Website Design Epic! for Kids
Visual Design | Responsive Web Design | Art Direction | Graphic Design | UX Design
As part of my hybrid visual designer role at Epic! for Kids, I worked with my team to redesign several of our evergreen “Front Door” web pages - that is, the pages users see before they log into our product experience. The company had recently done a rebrand, and there was a need to rework these pages to reflect the new branding guidelines. Since this is a children’s product, the defining brand elements are “quirky” and “colorful.” My direct contributions included using UX design principals to make suggestions about layout, messaging and user flows, creating responsive designs, defining interactions, and creating graphic assets.
Company Overview
Epic! For Kids is the leading digital library for kids. I was a hybrid visual designer on the Brand Creative Team, which operated as a mini agency within the company. We served a variety of cross-department creative needs with an eye to brand consistency. I worked with my co-designers and a copywriter to create these designs.
The Challenge:
The company had recently complete a rebrand and needed to update some evergreen web pages to better reflect the new “quirky” and “colorful” branding. Additionally, this was a good opportunity to optimize and improve some of the UX patterns and flows.
The Goal:
Update existing webpages to align with research learnings & brand guidelines. Improve usability based on research and guidelines from other teams. Streamline design elements such as buttons, cards and font usage.
My Role:
Visual designer creating wireframes, prototypes, interactions, and high fidelity web designs based on research and business goals, while staying true to branding guidelines.
────────────────
- _Tasks to complete_:
(A) Answer these questions from the Epic! for Kids case study:
(i) Which two words describe the defining brand elements?
(ii) On which team did the designer work, and how did that team operate within the company?
(iii) Which design elements did the goal aim to streamline?
(B) Write the next section of the Epic! for Kids case study, starting after the "My Role" part.
You won't need any of the data.
────────────────
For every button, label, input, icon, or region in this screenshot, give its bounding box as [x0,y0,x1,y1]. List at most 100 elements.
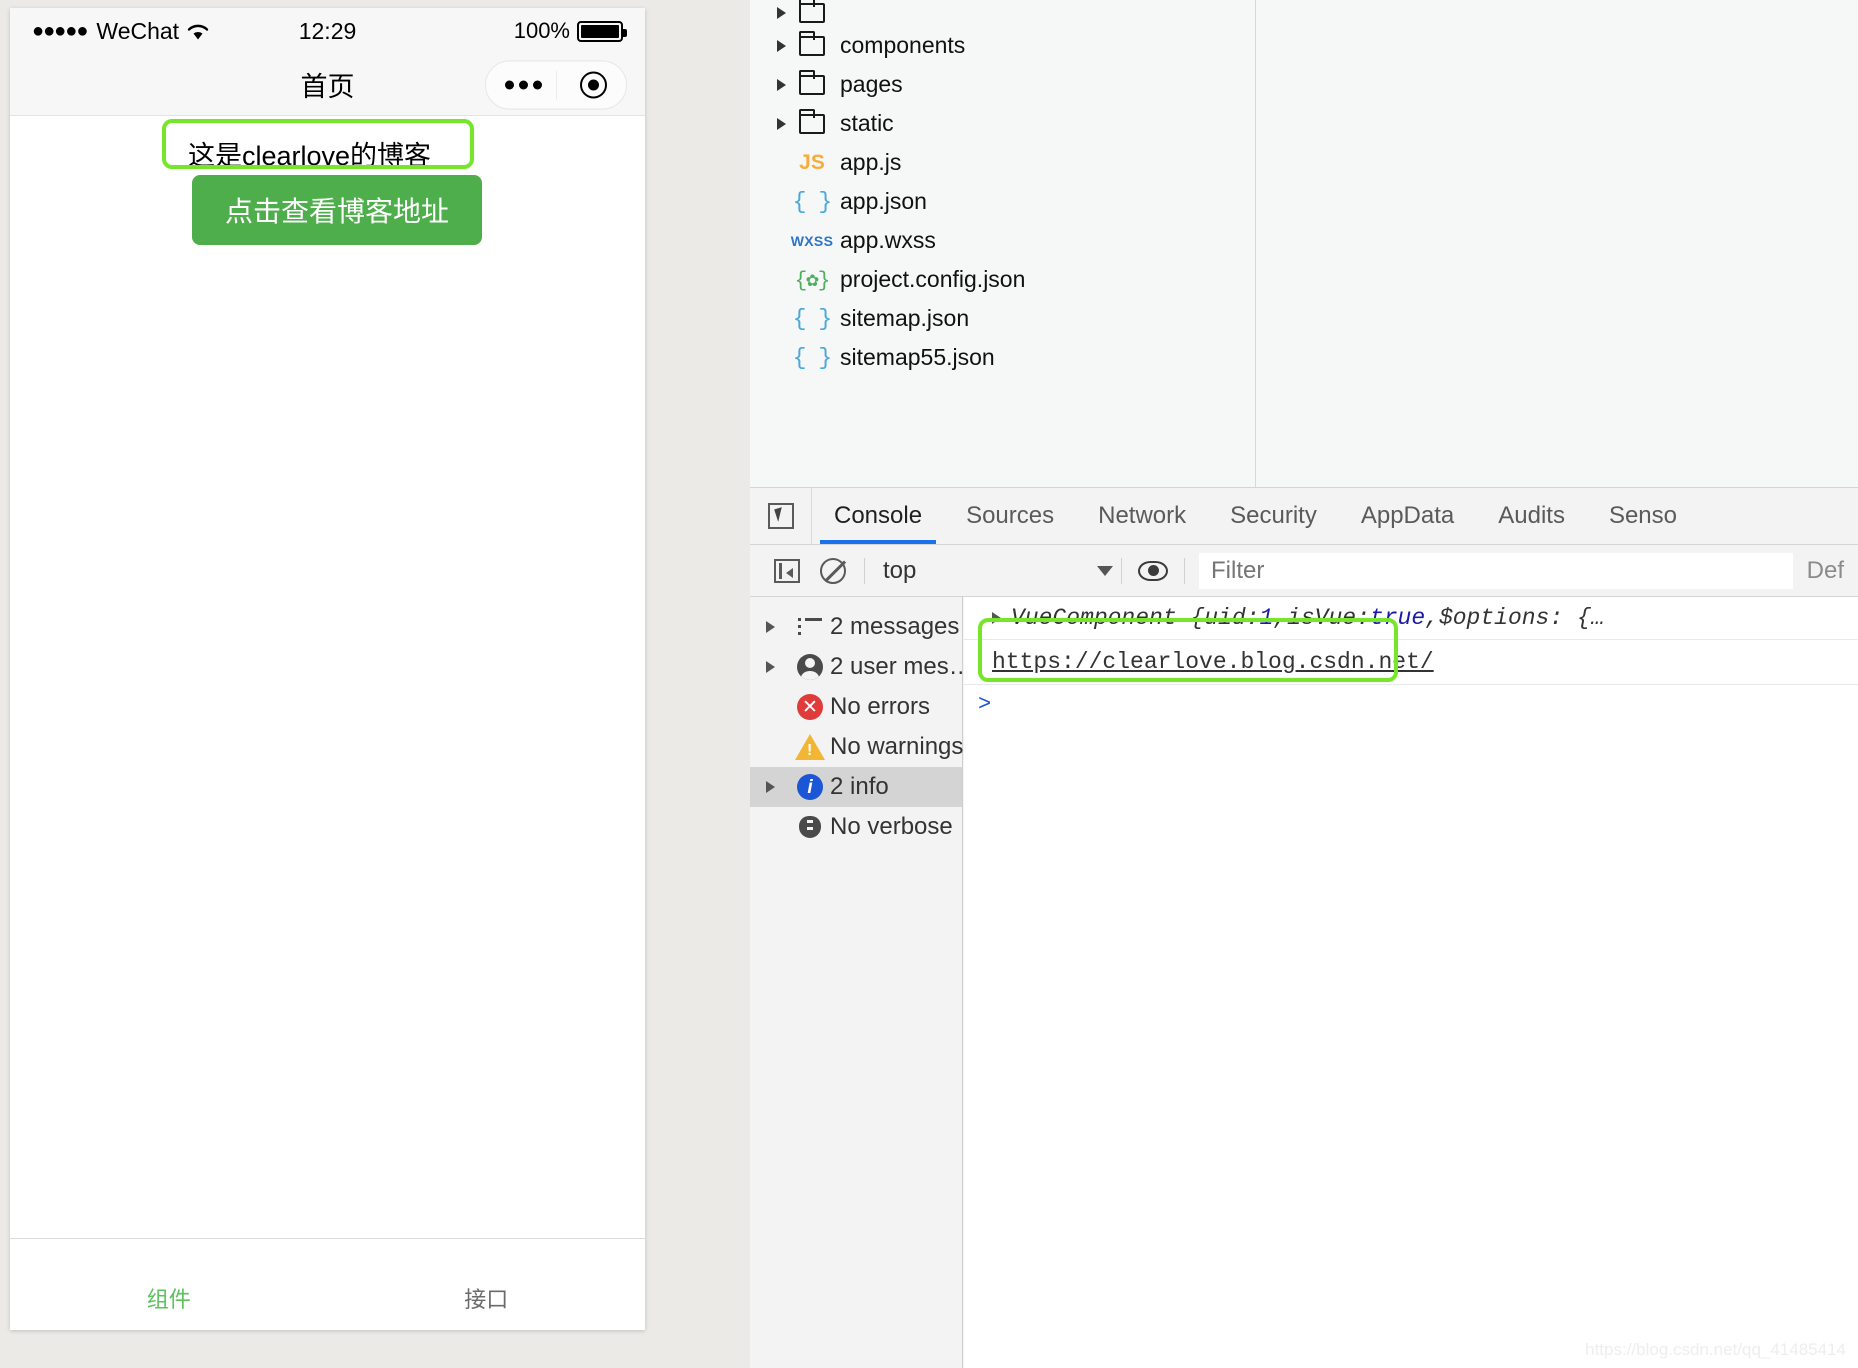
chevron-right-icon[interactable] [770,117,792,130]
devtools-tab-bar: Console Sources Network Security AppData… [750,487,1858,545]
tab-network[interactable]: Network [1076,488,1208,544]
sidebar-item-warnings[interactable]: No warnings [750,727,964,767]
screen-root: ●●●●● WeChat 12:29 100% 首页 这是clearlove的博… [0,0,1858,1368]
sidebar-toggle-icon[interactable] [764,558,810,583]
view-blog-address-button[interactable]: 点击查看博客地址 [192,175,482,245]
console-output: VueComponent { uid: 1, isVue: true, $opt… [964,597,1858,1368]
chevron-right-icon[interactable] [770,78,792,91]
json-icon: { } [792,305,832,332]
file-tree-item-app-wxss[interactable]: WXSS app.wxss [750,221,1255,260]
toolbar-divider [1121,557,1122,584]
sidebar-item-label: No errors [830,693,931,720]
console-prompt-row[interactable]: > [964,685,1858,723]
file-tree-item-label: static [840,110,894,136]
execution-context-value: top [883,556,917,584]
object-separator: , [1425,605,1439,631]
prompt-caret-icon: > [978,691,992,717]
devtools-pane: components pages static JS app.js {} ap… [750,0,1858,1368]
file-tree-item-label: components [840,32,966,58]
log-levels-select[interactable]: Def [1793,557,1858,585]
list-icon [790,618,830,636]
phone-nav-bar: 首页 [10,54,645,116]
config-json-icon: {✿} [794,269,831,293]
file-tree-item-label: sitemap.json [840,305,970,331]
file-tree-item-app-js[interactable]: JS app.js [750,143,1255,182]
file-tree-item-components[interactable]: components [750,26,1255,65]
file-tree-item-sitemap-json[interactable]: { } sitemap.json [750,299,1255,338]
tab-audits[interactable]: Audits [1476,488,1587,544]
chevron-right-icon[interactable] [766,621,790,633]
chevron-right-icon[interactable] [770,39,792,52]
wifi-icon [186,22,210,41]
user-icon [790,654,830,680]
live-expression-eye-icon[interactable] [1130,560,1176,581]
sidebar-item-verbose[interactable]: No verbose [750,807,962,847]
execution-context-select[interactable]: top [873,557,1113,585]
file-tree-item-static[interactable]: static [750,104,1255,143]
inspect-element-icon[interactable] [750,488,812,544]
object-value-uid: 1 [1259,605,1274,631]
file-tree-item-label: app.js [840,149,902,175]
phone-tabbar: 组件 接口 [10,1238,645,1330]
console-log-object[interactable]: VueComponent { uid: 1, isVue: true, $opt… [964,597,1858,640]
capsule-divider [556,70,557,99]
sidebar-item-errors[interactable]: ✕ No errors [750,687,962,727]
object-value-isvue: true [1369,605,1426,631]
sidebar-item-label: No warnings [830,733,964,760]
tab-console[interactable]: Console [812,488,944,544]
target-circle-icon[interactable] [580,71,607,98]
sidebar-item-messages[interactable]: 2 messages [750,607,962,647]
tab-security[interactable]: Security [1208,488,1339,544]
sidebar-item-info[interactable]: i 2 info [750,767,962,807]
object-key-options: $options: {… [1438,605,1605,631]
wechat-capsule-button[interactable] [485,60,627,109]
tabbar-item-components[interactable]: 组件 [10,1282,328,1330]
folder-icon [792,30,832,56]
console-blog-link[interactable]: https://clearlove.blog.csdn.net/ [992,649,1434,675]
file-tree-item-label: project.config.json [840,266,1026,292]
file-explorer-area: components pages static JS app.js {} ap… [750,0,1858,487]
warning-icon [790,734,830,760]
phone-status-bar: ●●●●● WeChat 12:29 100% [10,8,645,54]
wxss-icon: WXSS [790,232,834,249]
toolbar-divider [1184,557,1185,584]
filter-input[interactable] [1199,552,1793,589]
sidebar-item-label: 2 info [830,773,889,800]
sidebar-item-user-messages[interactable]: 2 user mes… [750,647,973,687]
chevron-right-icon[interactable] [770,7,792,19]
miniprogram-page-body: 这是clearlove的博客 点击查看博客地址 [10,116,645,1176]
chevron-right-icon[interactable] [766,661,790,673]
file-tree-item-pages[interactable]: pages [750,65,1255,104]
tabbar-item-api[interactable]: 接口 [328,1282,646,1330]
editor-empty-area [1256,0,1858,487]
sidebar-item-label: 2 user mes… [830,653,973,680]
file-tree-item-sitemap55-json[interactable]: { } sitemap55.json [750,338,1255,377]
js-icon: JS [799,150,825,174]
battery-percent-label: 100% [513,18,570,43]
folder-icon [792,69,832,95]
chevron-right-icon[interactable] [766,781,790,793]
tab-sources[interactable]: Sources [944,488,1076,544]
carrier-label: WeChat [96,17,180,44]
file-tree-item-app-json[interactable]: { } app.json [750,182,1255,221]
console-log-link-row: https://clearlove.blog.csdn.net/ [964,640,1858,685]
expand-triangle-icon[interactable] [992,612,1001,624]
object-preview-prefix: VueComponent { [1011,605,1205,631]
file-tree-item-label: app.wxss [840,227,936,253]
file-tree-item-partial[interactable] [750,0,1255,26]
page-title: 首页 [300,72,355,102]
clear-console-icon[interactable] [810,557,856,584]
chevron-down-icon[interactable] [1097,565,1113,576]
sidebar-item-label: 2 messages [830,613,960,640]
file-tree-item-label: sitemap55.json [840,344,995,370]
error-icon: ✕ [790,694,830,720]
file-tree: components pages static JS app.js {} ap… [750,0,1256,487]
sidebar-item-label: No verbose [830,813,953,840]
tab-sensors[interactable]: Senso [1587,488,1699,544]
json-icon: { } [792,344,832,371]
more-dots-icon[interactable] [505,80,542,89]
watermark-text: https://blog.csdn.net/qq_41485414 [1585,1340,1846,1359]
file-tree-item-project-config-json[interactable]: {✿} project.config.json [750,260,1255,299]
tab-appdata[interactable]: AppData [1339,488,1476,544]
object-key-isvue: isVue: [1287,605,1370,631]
────────────────
- _Answers to each task_:
(A)
(i) "Quirky" and "colorful."
(ii) The Brand Creative Team, which operated as a mini agency within the company.
(iii) Buttons, cards and font usage.

(B)
Responsibilities:
Identify pain points in the current layouts and improve flows and interactions. Create wireframes, prototypes, graphic elements, illustrations, and high fidelity web designs. Present to stakeholders, synthesize feedback into design best practices, and hand off files to dev.
Homepage Redesign
Research
My team was tasked with creating a re-design of our homepage. The company was in the process of optimizing sign ups for users discovering our product by landing on our webpage. The goal was to improve day 0 sign ups by alleviating pain points for our top 3 user personas, and optimize the design for mobile-first viewing.
We were provided with a creative brief and a variety of user research findings to inform our design:
Hypothesis: Updating the remainder of our homepage with clear and distinct sections that help prospects understand how Epic can serve their needs with a mobile first format will drive stronger account creation.
We want to help parents answer “is this the right experience for my child” and “what action can I take next?”
Previous Homepage Design
Redesign Strategy
We designed the homepage with a mobile first approach. As part of this approach, information is condensed and refined to show only the most relevant and impactful messages to users. The goal is to increase subscriptions by helping users learn everything they want to know about our product while reducing confusion and overwhelm.
From the brief: “According to homepage best practices, we only have less than a second to capture a visitor’s attention before they hit the back button and leave.”
Following the creative brief, we redesigned each fold as a content block with a specific goal. The most important information is located at the top. Each section has it’s own CTA.
What is Epic - existing design, no changes.
Brand Promises - These cards speak to the specific needs of the three main personas we are designing for - Eager Bea, Tiger Tom, and Reluctant Rama. The card designs feature titles crafted to call out pain points for each persona, with a short text giving more details. Our lifestyle photos enhance the messaging in a fun, kid focused way. Next, we have a fun, organic image to break up the structured sections, with a message reinforcing how Epic helps kids enjoy reading.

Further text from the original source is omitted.